-- WRITTEN REQUEST --
Sift the listing for lines that hold the string "ylabel" and pull them out.
## begin DATA LISTING
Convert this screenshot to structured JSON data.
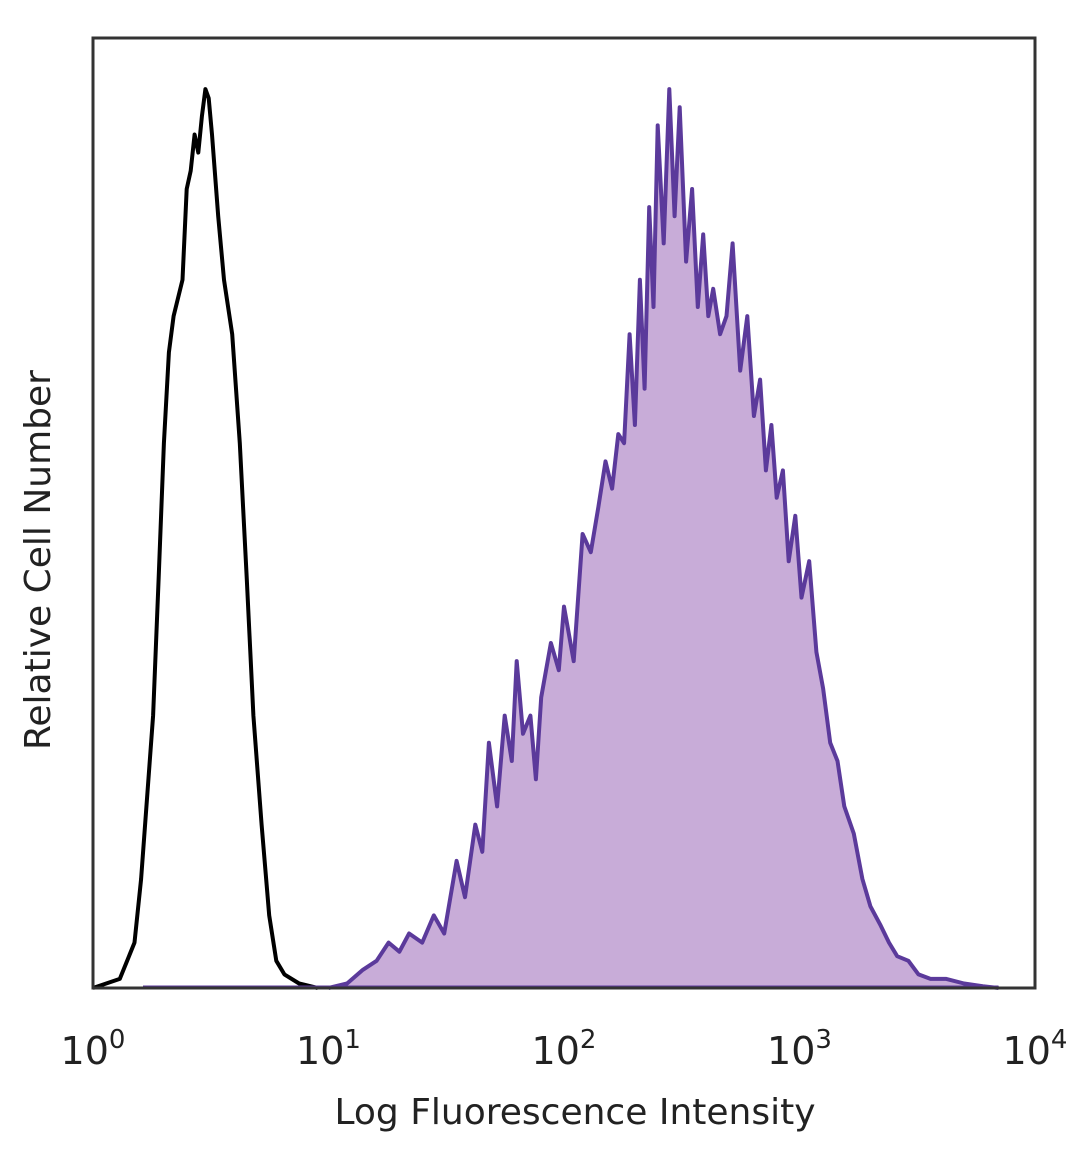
{
  "chart_data": {
    "type": "area",
    "title": "",
    "xlabel": "Log Fluorescence Intensity",
    "ylabel": "Relative Cell Number",
    "x_scale": "log",
    "xlim": [
      1,
      10000
    ],
    "ylim": [
      0,
      1
    ],
    "grid": false,
    "legend": "none",
    "x_ticks": [
      {
        "value": 1,
        "base": "10",
        "exp": "0"
      },
      {
        "value": 10,
        "base": "10",
        "exp": "1"
      },
      {
        "value": 100,
        "base": "10",
        "exp": "2"
      },
      {
        "value": 1000,
        "base": "10",
        "exp": "3"
      },
      {
        "value": 10000,
        "base": "10",
        "exp": "4"
      }
    ],
    "series": [
      {
        "style": "outline",
        "color": "#000000",
        "points": [
          [
            1.0,
            0.0
          ],
          [
            1.3,
            0.01
          ],
          [
            1.5,
            0.05
          ],
          [
            1.6,
            0.12
          ],
          [
            1.8,
            0.3
          ],
          [
            1.9,
            0.45
          ],
          [
            2.0,
            0.6
          ],
          [
            2.1,
            0.7
          ],
          [
            2.2,
            0.74
          ],
          [
            2.4,
            0.78
          ],
          [
            2.5,
            0.88
          ],
          [
            2.6,
            0.9
          ],
          [
            2.7,
            0.94
          ],
          [
            2.8,
            0.92
          ],
          [
            2.9,
            0.96
          ],
          [
            3.0,
            0.99
          ],
          [
            3.1,
            0.98
          ],
          [
            3.2,
            0.94
          ],
          [
            3.4,
            0.85
          ],
          [
            3.6,
            0.78
          ],
          [
            3.9,
            0.72
          ],
          [
            4.2,
            0.6
          ],
          [
            4.5,
            0.45
          ],
          [
            4.8,
            0.3
          ],
          [
            5.2,
            0.18
          ],
          [
            5.6,
            0.08
          ],
          [
            6.0,
            0.03
          ],
          [
            6.5,
            0.015
          ],
          [
            7.5,
            0.005
          ],
          [
            9.0,
            0.0
          ]
        ]
      },
      {
        "style": "filled",
        "color": "#5b3a9b",
        "fill": "#c8acd8",
        "points": [
          [
            10,
            0.0
          ],
          [
            12,
            0.005
          ],
          [
            14,
            0.02
          ],
          [
            16,
            0.03
          ],
          [
            18,
            0.05
          ],
          [
            20,
            0.04
          ],
          [
            22,
            0.06
          ],
          [
            25,
            0.05
          ],
          [
            28,
            0.08
          ],
          [
            31,
            0.06
          ],
          [
            35,
            0.14
          ],
          [
            38,
            0.1
          ],
          [
            42,
            0.18
          ],
          [
            45,
            0.15
          ],
          [
            48,
            0.27
          ],
          [
            52,
            0.2
          ],
          [
            56,
            0.3
          ],
          [
            60,
            0.25
          ],
          [
            63,
            0.36
          ],
          [
            67,
            0.28
          ],
          [
            72,
            0.3
          ],
          [
            76,
            0.23
          ],
          [
            80,
            0.32
          ],
          [
            88,
            0.38
          ],
          [
            95,
            0.35
          ],
          [
            100,
            0.42
          ],
          [
            110,
            0.36
          ],
          [
            120,
            0.5
          ],
          [
            130,
            0.48
          ],
          [
            140,
            0.53
          ],
          [
            150,
            0.58
          ],
          [
            160,
            0.55
          ],
          [
            170,
            0.61
          ],
          [
            180,
            0.6
          ],
          [
            190,
            0.72
          ],
          [
            200,
            0.62
          ],
          [
            210,
            0.78
          ],
          [
            220,
            0.66
          ],
          [
            230,
            0.86
          ],
          [
            240,
            0.75
          ],
          [
            250,
            0.95
          ],
          [
            265,
            0.82
          ],
          [
            280,
            0.99
          ],
          [
            295,
            0.85
          ],
          [
            310,
            0.97
          ],
          [
            330,
            0.8
          ],
          [
            350,
            0.88
          ],
          [
            370,
            0.75
          ],
          [
            390,
            0.83
          ],
          [
            410,
            0.74
          ],
          [
            430,
            0.77
          ],
          [
            460,
            0.72
          ],
          [
            490,
            0.74
          ],
          [
            520,
            0.82
          ],
          [
            560,
            0.68
          ],
          [
            600,
            0.74
          ],
          [
            640,
            0.63
          ],
          [
            680,
            0.67
          ],
          [
            720,
            0.57
          ],
          [
            760,
            0.62
          ],
          [
            800,
            0.54
          ],
          [
            850,
            0.57
          ],
          [
            900,
            0.47
          ],
          [
            960,
            0.52
          ],
          [
            1020,
            0.43
          ],
          [
            1100,
            0.47
          ],
          [
            1180,
            0.37
          ],
          [
            1260,
            0.33
          ],
          [
            1350,
            0.27
          ],
          [
            1450,
            0.25
          ],
          [
            1550,
            0.2
          ],
          [
            1700,
            0.17
          ],
          [
            1850,
            0.12
          ],
          [
            2000,
            0.09
          ],
          [
            2200,
            0.07
          ],
          [
            2400,
            0.05
          ],
          [
            2600,
            0.035
          ],
          [
            2900,
            0.03
          ],
          [
            3200,
            0.015
          ],
          [
            3600,
            0.01
          ],
          [
            4200,
            0.01
          ],
          [
            5000,
            0.005
          ],
          [
            6000,
            0.002
          ],
          [
            7000,
            0.0
          ]
        ]
      }
    ]
  }
}
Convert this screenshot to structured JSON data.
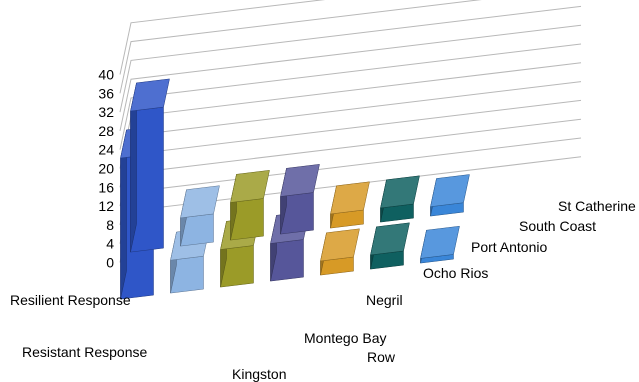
{
  "chart_data": {
    "type": "bar",
    "title": "",
    "xlabel": "",
    "ylabel": "",
    "ylim": [
      0,
      40
    ],
    "yticks": [
      0,
      4,
      8,
      12,
      16,
      20,
      24,
      28,
      32,
      36,
      40
    ],
    "categories": [
      "Kingston",
      "Montego Bay",
      "Negril",
      "Ocho Rios",
      "Port Antonio",
      "South Coast",
      "St Catherine"
    ],
    "category_colors": [
      "#2f56c8",
      "#8db4e2",
      "#9b9b28",
      "#56569a",
      "#d79a26",
      "#0f6060",
      "#3a86d8"
    ],
    "series": [
      {
        "name": "Resistant Response",
        "values": [
          30,
          7,
          8,
          8,
          3,
          3,
          1
        ]
      },
      {
        "name": "Resilient Response",
        "values": [
          30,
          6,
          8,
          8,
          3,
          3,
          2
        ]
      }
    ],
    "row_label": "Row",
    "grid": true
  }
}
## end DATA LISTING
-- COMPLETED TASK --
    "ylabel": "Relative Cell Number",
    "ylabel": "",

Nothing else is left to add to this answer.